* _ACTIONS TO TAKE_
**a)** Reproduce word for word the part of the article on print magazines between "One of my favorite" and "in the Tribune).", inclusive.
**b)** Write the next part of the article on print magazines, starting right after its last sentence.

Print is dead…really?

by Keith Bassham

One of my favorite cartoons is a picture of a crowd standing around a newsstand, each person holding a newspaper with the headline, “EXTRA — Print Is Dead!”

Despite what you may have heard, print magazines are not go­ing away. Alas, some titles will, and I am not claiming the Tribune is invincible, but it is by no means inevitable that print is dead.

It is true that the Tribune can’t include flashing lights, or show Youtube clips, or display pop-up advertising. There are no video games on its pages, in fact, there is no video at all, so DVR-ing the magazine is out of the question (and if it were possible, skipping commercials would still be easier in the Tribune).

But you can take the Tribune anywhere, read it when the flight attendant tells you to turn off all your electronics, drop it without breakage, get sand in it at the beach, and even spill coffee on it, and it will still work just as well as before. Put one in a folder and store it in a cabinet, and decades from now, its pages will still pour out their information no matter what format the recording devices are using in the future. Try that with your VHS tape of the Bob Newhart Show.

(Saved data entries)
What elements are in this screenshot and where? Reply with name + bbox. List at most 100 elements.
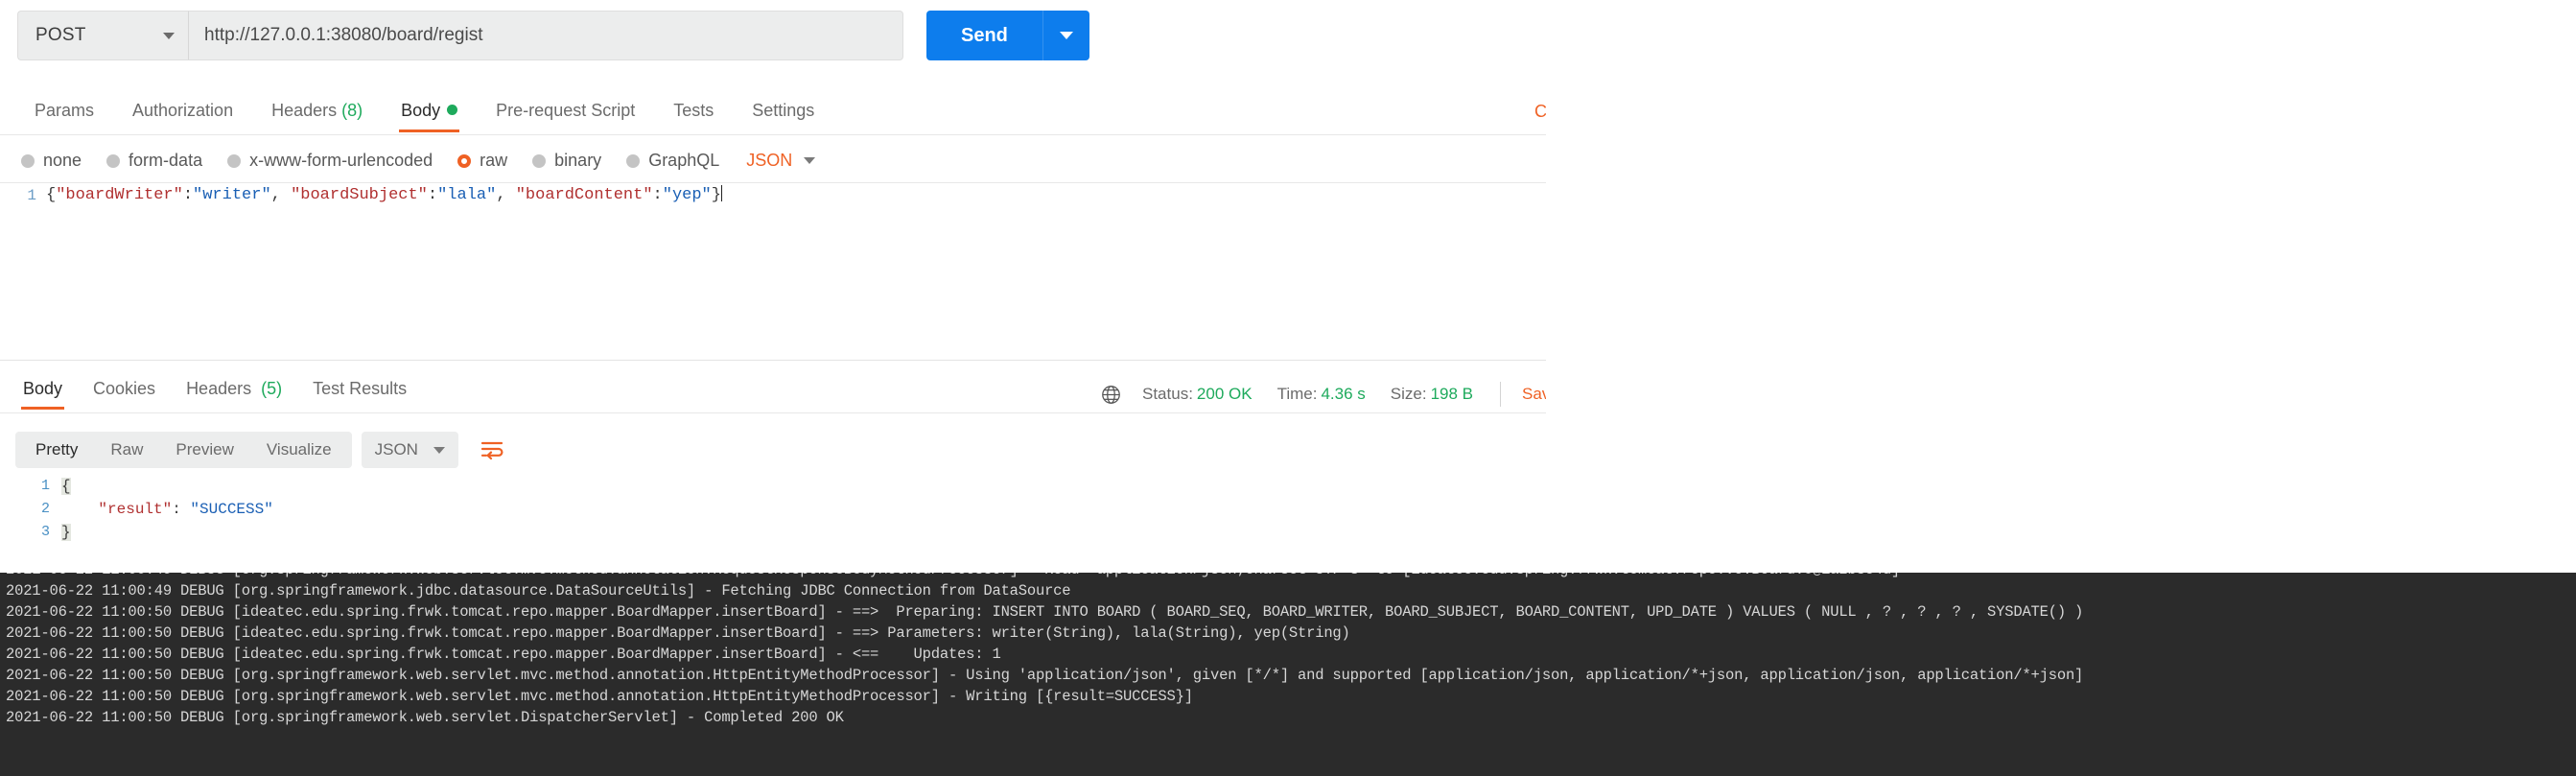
json-token: { xyxy=(46,186,57,204)
body-type-graphql[interactable]: GraphQL xyxy=(626,151,719,171)
send-options-button[interactable] xyxy=(1042,11,1089,60)
request-tabs: Params Authorization Headers (8) Body Pre-req… xyxy=(15,101,833,132)
tab-label: Tests xyxy=(673,101,714,120)
size-label: Size: xyxy=(1390,385,1427,403)
url-input[interactable]: http://127.0.0.1:38080/board/regist xyxy=(188,11,903,60)
tab-label: Cookies xyxy=(93,379,156,398)
request-tab-authorization[interactable]: Authorization xyxy=(113,101,252,132)
radio-icon xyxy=(106,153,121,168)
body-format-select[interactable]: JSON xyxy=(746,151,816,171)
request-tab-body[interactable]: Body xyxy=(382,101,477,132)
json-token: "writer" xyxy=(193,186,271,204)
console-log-line: 2021-06-22 11:00:49 DEBUG [org.springfra… xyxy=(0,573,2576,580)
format-tab-raw[interactable]: Raw xyxy=(94,432,159,468)
body-format-label: JSON xyxy=(746,151,793,170)
server-console[interactable]: 2021-06-22 11:00:49 DEBUG [org.springfra… xyxy=(0,573,2576,776)
json-token: "boardSubject" xyxy=(291,186,428,204)
body-present-dot-icon xyxy=(447,105,458,115)
tab-label: Headers xyxy=(271,101,338,120)
request-body-editor[interactable]: 1 {"boardWriter":"writer", "boardSubject… xyxy=(0,182,1546,361)
response-tab-body[interactable]: Body xyxy=(8,379,78,410)
console-log-line: 2021-06-22 11:00:50 DEBUG [ideatec.edu.s… xyxy=(6,603,2084,621)
http-method-label: POST xyxy=(35,25,86,45)
request-tab-settings[interactable]: Settings xyxy=(733,101,833,132)
request-json-text[interactable]: {"boardWriter":"writer", "boardSubject":… xyxy=(46,183,722,208)
body-type-label: none xyxy=(43,151,82,170)
text-cursor xyxy=(720,185,722,201)
radio-icon xyxy=(532,153,547,168)
body-type-label: form-data xyxy=(129,151,203,170)
meta-divider xyxy=(1500,382,1501,407)
tab-label: Headers xyxy=(186,379,252,398)
body-type-label: binary xyxy=(554,151,602,170)
tab-label: Authorization xyxy=(132,101,234,120)
http-method-select[interactable]: POST xyxy=(17,11,188,60)
body-type-raw[interactable]: raw xyxy=(457,151,507,171)
tab-count: (8) xyxy=(341,101,363,120)
send-button[interactable]: Send xyxy=(926,11,1042,60)
save-response-link[interactable]: Save xyxy=(1522,385,1546,404)
status-label: Status: xyxy=(1142,385,1193,403)
status-value: 200 OK xyxy=(1196,385,1253,403)
send-button-group: Send xyxy=(926,11,1089,60)
request-tab-tests[interactable]: Tests xyxy=(654,101,733,132)
tab-label: Test Results xyxy=(313,379,408,398)
editor-line: 1 {"boardWriter":"writer", "boardSubject… xyxy=(0,183,1546,208)
tab-label: Pre-request Script xyxy=(496,101,636,120)
body-type-none[interactable]: none xyxy=(21,151,82,171)
json-token: : xyxy=(427,186,438,204)
body-type-label: GraphQL xyxy=(648,151,720,170)
response-language-select[interactable]: JSON xyxy=(361,432,458,468)
tab-label: Body xyxy=(23,379,63,398)
chevron-down-icon xyxy=(804,157,816,164)
format-tab-visualize[interactable]: Visualize xyxy=(250,432,348,468)
wrap-lines-button[interactable] xyxy=(474,432,510,468)
time-label: Time: xyxy=(1276,385,1318,403)
request-tab-headers[interactable]: Headers (8) xyxy=(252,101,382,132)
console-log-lines: 2021-06-22 11:00:49 DEBUG [org.springfra… xyxy=(0,573,2576,728)
request-tab-params[interactable]: Params xyxy=(15,101,113,132)
console-log-line: 2021-06-22 11:00:50 DEBUG [org.springfra… xyxy=(6,688,1193,705)
url-value: http://127.0.0.1:38080/board/regist xyxy=(204,25,483,45)
radio-icon xyxy=(457,153,472,168)
request-tabs-divider xyxy=(0,134,1546,135)
time-value: 4.36 s xyxy=(1321,385,1366,403)
line-number: 1 xyxy=(27,187,36,204)
format-tab-preview[interactable]: Preview xyxy=(159,432,249,468)
response-body-viewer[interactable]: 1{2 "result": "SUCCESS" 3} xyxy=(0,475,1546,571)
body-type-radio-group: none form-data x-www-form-urlencoded raw bin… xyxy=(21,151,816,171)
body-type-form-data[interactable]: form-data xyxy=(106,151,202,171)
tab-label: Settings xyxy=(752,101,815,120)
radio-icon xyxy=(21,153,35,168)
response-tab-headers[interactable]: Headers (5) xyxy=(171,379,297,410)
radio-icon xyxy=(626,153,641,168)
postman-panel: POST http://127.0.0.1:38080/board/regist… xyxy=(0,0,1547,573)
json-token: { xyxy=(61,478,71,495)
chevron-down-icon xyxy=(1059,32,1073,39)
response-tab-cookies[interactable]: Cookies xyxy=(78,379,171,410)
json-token: } xyxy=(711,186,721,204)
status-item: Status: 200 OK xyxy=(1142,385,1253,404)
console-log-line: 2021-06-22 11:00:50 DEBUG [ideatec.edu.s… xyxy=(6,624,1350,642)
response-tab-test-results[interactable]: Test Results xyxy=(297,379,422,410)
globe-icon[interactable] xyxy=(1101,385,1121,405)
cookies-link[interactable]: Cookies xyxy=(1534,102,1546,122)
request-tab-pre-request-script[interactable]: Pre-request Script xyxy=(477,101,654,132)
body-type-x-www-form-urlencoded[interactable]: x-www-form-urlencoded xyxy=(227,151,433,171)
tab-count: (5) xyxy=(256,379,283,398)
body-type-binary[interactable]: binary xyxy=(532,151,601,171)
console-log-line: 2021-06-22 11:00:49 DEBUG [org.springfra… xyxy=(6,582,1071,600)
json-token: "boardContent" xyxy=(515,186,653,204)
response-format-toolbar: Pretty Raw Preview Visualize JSON xyxy=(15,432,510,468)
size-value: 198 B xyxy=(1430,385,1473,403)
chevron-down-icon xyxy=(433,446,445,454)
tab-label: Params xyxy=(35,101,95,120)
json-token: "boardWriter" xyxy=(56,186,183,204)
line-number: 2 xyxy=(40,501,50,517)
request-url-row: POST http://127.0.0.1:38080/board/regist… xyxy=(17,11,1089,60)
format-tab-pretty[interactable]: Pretty xyxy=(19,432,94,468)
line-number: 1 xyxy=(40,478,50,494)
request-editor-divider xyxy=(0,360,1546,361)
radio-icon xyxy=(227,153,242,168)
console-log-line: 2021-06-22 11:00:50 DEBUG [org.springfra… xyxy=(6,709,844,726)
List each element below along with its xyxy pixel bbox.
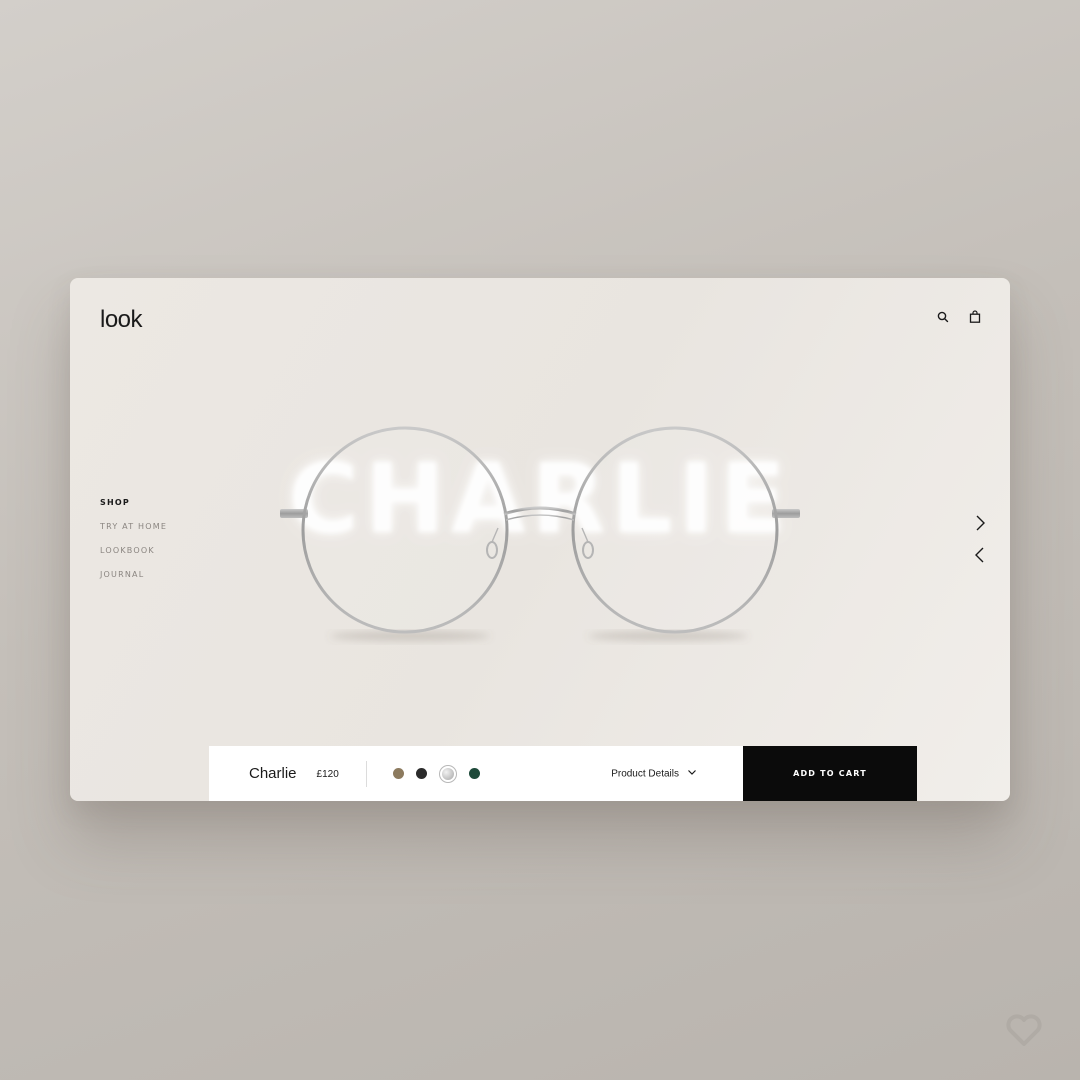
add-to-cart-button[interactable]: ADD TO CART <box>743 746 917 801</box>
heart-icon[interactable] <box>1006 1014 1042 1046</box>
chevron-left-icon[interactable] <box>972 546 988 564</box>
swatch-silver[interactable] <box>438 764 457 783</box>
glasses-image <box>280 426 800 641</box>
swatch-silver-fill <box>441 767 454 780</box>
chevron-down-icon <box>687 768 697 779</box>
product-info: Charlie £120 Product Details <box>209 746 743 801</box>
product-name: Charlie <box>249 765 297 782</box>
header-icons <box>936 310 982 324</box>
product-bar: Charlie £120 Product Details ADD TO CART <box>209 746 917 801</box>
swatch-tortoise[interactable] <box>392 768 404 779</box>
product-details-label: Product Details <box>611 768 679 779</box>
product-card: look SHOP TRY AT HOME LOOKBOOK JOURNAL C… <box>70 278 1010 801</box>
swatch-black[interactable] <box>415 768 427 779</box>
nav-item-shop[interactable]: SHOP <box>100 498 167 507</box>
nav-item-try-at-home[interactable]: TRY AT HOME <box>100 522 167 531</box>
chevron-right-icon[interactable] <box>972 514 988 532</box>
brand-logo[interactable]: look <box>100 306 143 334</box>
nav-item-journal[interactable]: JOURNAL <box>100 570 167 579</box>
shopping-bag-icon[interactable] <box>968 310 982 324</box>
carousel-arrows <box>972 514 988 564</box>
divider <box>365 760 367 787</box>
search-icon[interactable] <box>936 310 950 324</box>
nav-item-lookbook[interactable]: LOOKBOOK <box>100 546 167 555</box>
main-nav: SHOP TRY AT HOME LOOKBOOK JOURNAL <box>100 498 167 594</box>
product-price: £120 <box>316 769 339 780</box>
product-details-toggle[interactable]: Product Details <box>611 768 697 779</box>
color-swatches <box>392 764 480 783</box>
swatch-green[interactable] <box>468 768 480 779</box>
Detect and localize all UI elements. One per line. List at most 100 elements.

* _ANSWERS FOR THE EXERCISE_
**a)**
One of my favorite cartoons is a picture of a crowd standing around a newsstand, each person holding a newspaper with the headline, “EXTRA — Print Is Dead!”

Despite what you may have heard, print magazines are not go­ing away. Alas, some titles will, and I am not claiming the Tribune is invincible, but it is by no means inevitable that print is dead.

It is true that the Tribune can’t include flashing lights, or show Youtube clips, or display pop-up advertising. There are no video games on its pages, in fact, there is no video at all, so DVR-ing the magazine is out of the question (and if it were possible, skipping commercials would still be easier in the Tribune).

**b)**
At least one study says magazine readership is up the past five years, and the top 25 magazines have a wider audience than the top 25 prime-time television programs. Another says 93 percent of adults overall and 96 percent under age 35 read magazines. Plus, when people read magazines, they are more likely to stay focused than when they use other media, and it is especially true of “inspira­tional” content. I often hear from people that they read the Tribune from beginning to end in one sitting.

These are all good reasons for continuing what we do at the Tribune, and that is why we ask once a year for help with the job of publishing the Tribune. No other Baptist Bible Fellowship entity finds its way into all our churches and onto all our pastors’ desks and into all our missionaries’ homes every month (save one) every year. In fact, no other media, print or otherwise, will tell the story of the Baptist Bible Fellowship the way the Tribune does.

You can help in several ways. This is the time of year we receive our annual February Tribune Offering from the churches and pas­tors. Our regular subscribers and advertisers account for about a fourth of our budget. Half our budget comes from churches that support us monthly, usually in exchange for a bundle subscription (most of our magazines are distributed in churches this way). And the annual offering makes up the last of what we need to continue publishing.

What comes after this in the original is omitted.